What the task asks
Using the listing below, select the lines with the word "바랍니다" and copy them.

Provided data
------------
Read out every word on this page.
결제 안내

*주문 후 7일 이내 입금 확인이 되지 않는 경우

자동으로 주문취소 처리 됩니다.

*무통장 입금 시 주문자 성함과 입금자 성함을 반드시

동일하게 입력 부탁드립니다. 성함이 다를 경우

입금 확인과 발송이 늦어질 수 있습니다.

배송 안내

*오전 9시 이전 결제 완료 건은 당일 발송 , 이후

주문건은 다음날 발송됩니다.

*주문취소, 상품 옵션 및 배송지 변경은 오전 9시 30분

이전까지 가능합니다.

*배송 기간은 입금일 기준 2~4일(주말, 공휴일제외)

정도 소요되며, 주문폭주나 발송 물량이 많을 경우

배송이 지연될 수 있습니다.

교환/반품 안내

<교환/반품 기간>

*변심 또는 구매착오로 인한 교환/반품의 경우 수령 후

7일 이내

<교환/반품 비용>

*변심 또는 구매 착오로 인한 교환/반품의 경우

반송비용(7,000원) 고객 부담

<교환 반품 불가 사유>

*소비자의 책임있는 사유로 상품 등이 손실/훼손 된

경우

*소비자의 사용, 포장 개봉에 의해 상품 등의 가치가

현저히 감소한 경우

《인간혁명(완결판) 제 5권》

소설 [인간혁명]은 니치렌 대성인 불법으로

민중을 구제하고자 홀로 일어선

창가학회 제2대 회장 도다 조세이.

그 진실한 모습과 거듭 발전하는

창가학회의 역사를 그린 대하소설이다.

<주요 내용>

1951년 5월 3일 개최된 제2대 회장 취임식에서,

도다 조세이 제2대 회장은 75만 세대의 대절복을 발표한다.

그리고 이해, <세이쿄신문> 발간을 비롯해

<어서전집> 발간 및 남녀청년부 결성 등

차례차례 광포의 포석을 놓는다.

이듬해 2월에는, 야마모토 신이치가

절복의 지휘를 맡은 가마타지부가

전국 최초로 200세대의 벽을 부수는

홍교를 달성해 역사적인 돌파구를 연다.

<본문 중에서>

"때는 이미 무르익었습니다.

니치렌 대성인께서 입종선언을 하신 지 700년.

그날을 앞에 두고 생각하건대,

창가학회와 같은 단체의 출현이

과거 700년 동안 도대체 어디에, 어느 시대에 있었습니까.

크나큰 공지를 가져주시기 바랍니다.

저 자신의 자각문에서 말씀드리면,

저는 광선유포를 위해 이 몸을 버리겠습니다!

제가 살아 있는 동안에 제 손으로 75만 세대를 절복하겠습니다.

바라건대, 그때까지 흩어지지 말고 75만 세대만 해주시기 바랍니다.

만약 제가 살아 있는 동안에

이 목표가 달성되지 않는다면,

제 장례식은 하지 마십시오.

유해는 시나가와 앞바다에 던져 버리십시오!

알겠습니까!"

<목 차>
------------
Exercise answer
크나큰 공지를 가져주시기 바랍니다.
바라건대, 그때까지 흩어지지 말고 75만 세대만 해주시기 바랍니다.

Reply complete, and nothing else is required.